━━━ INPUT DATA ━━━
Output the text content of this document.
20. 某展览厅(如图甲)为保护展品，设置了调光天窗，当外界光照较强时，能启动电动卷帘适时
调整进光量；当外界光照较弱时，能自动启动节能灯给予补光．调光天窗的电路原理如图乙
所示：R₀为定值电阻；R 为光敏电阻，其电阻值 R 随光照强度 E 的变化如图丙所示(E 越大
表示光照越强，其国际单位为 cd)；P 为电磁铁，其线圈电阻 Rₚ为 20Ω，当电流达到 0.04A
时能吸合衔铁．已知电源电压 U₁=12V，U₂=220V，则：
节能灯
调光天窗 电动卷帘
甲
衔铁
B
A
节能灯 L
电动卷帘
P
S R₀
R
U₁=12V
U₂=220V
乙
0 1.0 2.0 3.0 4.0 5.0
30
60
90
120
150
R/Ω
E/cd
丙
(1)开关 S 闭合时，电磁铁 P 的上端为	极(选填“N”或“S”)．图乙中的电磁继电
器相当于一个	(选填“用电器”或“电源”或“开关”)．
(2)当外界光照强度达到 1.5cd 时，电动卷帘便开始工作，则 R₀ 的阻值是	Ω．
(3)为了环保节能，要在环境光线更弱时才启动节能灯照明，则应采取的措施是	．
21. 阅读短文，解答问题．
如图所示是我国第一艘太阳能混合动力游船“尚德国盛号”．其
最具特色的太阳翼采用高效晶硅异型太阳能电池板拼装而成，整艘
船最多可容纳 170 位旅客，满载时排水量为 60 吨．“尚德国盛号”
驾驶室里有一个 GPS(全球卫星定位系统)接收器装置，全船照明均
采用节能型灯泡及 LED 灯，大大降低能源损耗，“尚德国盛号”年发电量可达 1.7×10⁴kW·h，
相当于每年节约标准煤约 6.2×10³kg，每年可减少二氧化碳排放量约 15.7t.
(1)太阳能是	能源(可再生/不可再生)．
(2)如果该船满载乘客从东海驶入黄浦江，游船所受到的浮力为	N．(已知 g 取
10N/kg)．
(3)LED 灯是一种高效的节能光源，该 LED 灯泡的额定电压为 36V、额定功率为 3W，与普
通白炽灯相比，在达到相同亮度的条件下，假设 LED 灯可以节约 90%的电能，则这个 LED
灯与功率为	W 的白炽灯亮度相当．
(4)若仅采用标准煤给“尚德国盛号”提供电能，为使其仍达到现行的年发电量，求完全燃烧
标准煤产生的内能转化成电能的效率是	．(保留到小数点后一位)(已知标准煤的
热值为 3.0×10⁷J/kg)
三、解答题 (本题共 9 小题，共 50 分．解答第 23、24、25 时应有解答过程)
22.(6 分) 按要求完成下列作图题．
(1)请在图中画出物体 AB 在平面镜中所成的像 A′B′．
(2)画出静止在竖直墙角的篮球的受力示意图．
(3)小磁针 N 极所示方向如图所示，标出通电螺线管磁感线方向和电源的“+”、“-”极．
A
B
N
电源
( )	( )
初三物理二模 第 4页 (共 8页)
━━━
● GOAL
Copy every line of the records word for word.

● ANSWER TO THE TASK
Output the text content of this document.
20. 某展览厅(如图甲)为保护展品，设置了调光天窗，当外界光照较强时，能启动电动卷帘适时
调整进光量；当外界光照较弱时，能自动启动节能灯给予补光．调光天窗的电路原理如图乙
所示：R₀为定值电阻；R 为光敏电阻，其电阻值 R 随光照强度 E 的变化如图丙所示(E 越大
表示光照越强，其国际单位为 cd)；P 为电磁铁，其线圈电阻 Rₚ为 20Ω，当电流达到 0.04A
时能吸合衔铁．已知电源电压 U₁=12V，U₂=220V，则：
节能灯
调光天窗 电动卷帘
甲
衔铁
B
A
节能灯 L
电动卷帘
P
S R₀
R
U₁=12V
U₂=220V
乙
0 1.0 2.0 3.0 4.0 5.0
30
60
90
120
150
R/Ω
E/cd
丙
(1)开关 S 闭合时，电磁铁 P 的上端为	极(选填“N”或“S”)．图乙中的电磁继电
器相当于一个	(选填“用电器”或“电源”或“开关”)．
(2)当外界光照强度达到 1.5cd 时，电动卷帘便开始工作，则 R₀ 的阻值是	Ω．
(3)为了环保节能，要在环境光线更弱时才启动节能灯照明，则应采取的措施是	．
21. 阅读短文，解答问题．
如图所示是我国第一艘太阳能混合动力游船“尚德国盛号”．其
最具特色的太阳翼采用高效晶硅异型太阳能电池板拼装而成，整艘
船最多可容纳 170 位旅客，满载时排水量为 60 吨．“尚德国盛号”
驾驶室里有一个 GPS(全球卫星定位系统)接收器装置，全船照明均
采用节能型灯泡及 LED 灯，大大降低能源损耗，“尚德国盛号”年发电量可达 1.7×10⁴kW·h，
相当于每年节约标准煤约 6.2×10³kg，每年可减少二氧化碳排放量约 15.7t.
(1)太阳能是	能源(可再生/不可再生)．
(2)如果该船满载乘客从东海驶入黄浦江，游船所受到的浮力为	N．(已知 g 取
10N/kg)．
(3)LED 灯是一种高效的节能光源，该 LED 灯泡的额定电压为 36V、额定功率为 3W，与普
通白炽灯相比，在达到相同亮度的条件下，假设 LED 灯可以节约 90%的电能，则这个 LED
灯与功率为	W 的白炽灯亮度相当．
(4)若仅采用标准煤给“尚德国盛号”提供电能，为使其仍达到现行的年发电量，求完全燃烧
标准煤产生的内能转化成电能的效率是	．(保留到小数点后一位)(已知标准煤的
热值为 3.0×10⁷J/kg)
三、解答题 (本题共 9 小题，共 50 分．解答第 23、24、25 时应有解答过程)
22.(6 分) 按要求完成下列作图题．
(1)请在图中画出物体 AB 在平面镜中所成的像 A′B′．
(2)画出静止在竖直墙角的篮球的受力示意图．
(3)小磁针 N 极所示方向如图所示，标出通电螺线管磁感线方向和电源的“+”、“-”极．
A
B
N
电源
( )	( )
初三物理二模 第 4页 (共 8页)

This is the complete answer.